[DATA SECTION]
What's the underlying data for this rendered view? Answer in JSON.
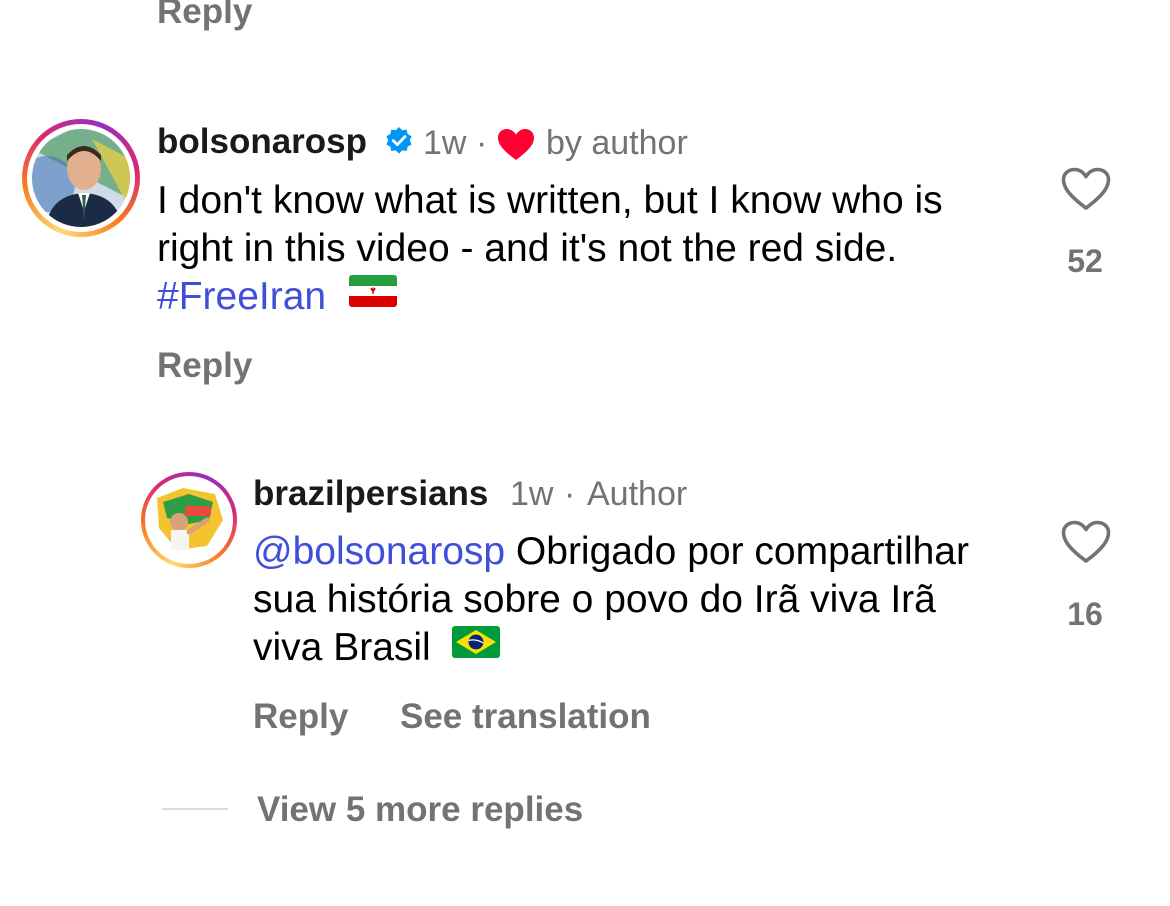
{
  "top": {
    "reply_label": "Reply"
  },
  "comments": [
    {
      "username": "bolsonarosp",
      "time": "1w",
      "separator": "·",
      "liked_by_author_label": "by author",
      "text_plain": "I don't know what is written, but I know who is right in this video - and it's not the red side.",
      "hashtag": "#FreeIran",
      "flag_icon": "iran-flag-icon",
      "verified_icon": "verified-badge-icon",
      "like_count": "52",
      "reply_label": "Reply"
    },
    {
      "username": "brazilpersians",
      "time": "1w",
      "separator": "·",
      "author_label": "Author",
      "mention": "@bolsonarosp",
      "text_plain": "Obrigado por compartilhar sua história sobre o povo do Irã viva Irã viva Brasil",
      "flag_icon": "brazil-flag-icon",
      "like_count": "16",
      "reply_label": "Reply",
      "translate_label": "See translation"
    }
  ],
  "view_more_label": "View 5 more replies",
  "colors": {
    "link_blue": "#3f4fd8",
    "muted_gray": "#737373",
    "heart_red": "#ff0033",
    "verified_blue": "#0095f6"
  }
}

[SET TASK] Each record must be quoted in full and exactly. Do not include the pictures.

[FINISHED EXERCISE]
What's the underlying data for this rendered view? Answer in JSON.
{
  "top": {
    "reply_label": "Reply"
  },
  "comments": [
    {
      "username": "bolsonarosp",
      "time": "1w",
      "separator": "·",
      "liked_by_author_label": "by author",
      "text_plain": "I don't know what is written, but I know who is right in this video - and it's not the red side.",
      "hashtag": "#FreeIran",
      "flag_icon": "iran-flag-icon",
      "verified_icon": "verified-badge-icon",
      "like_count": "52",
      "reply_label": "Reply"
    },
    {
      "username": "brazilpersians",
      "time": "1w",
      "separator": "·",
      "author_label": "Author",
      "mention": "@bolsonarosp",
      "text_plain": "Obrigado por compartilhar sua história sobre o povo do Irã viva Irã viva Brasil",
      "flag_icon": "brazil-flag-icon",
      "like_count": "16",
      "reply_label": "Reply",
      "translate_label": "See translation"
    }
  ],
  "view_more_label": "View 5 more replies",
  "colors": {
    "link_blue": "#3f4fd8",
    "muted_gray": "#737373",
    "heart_red": "#ff0033",
    "verified_blue": "#0095f6"
  }
}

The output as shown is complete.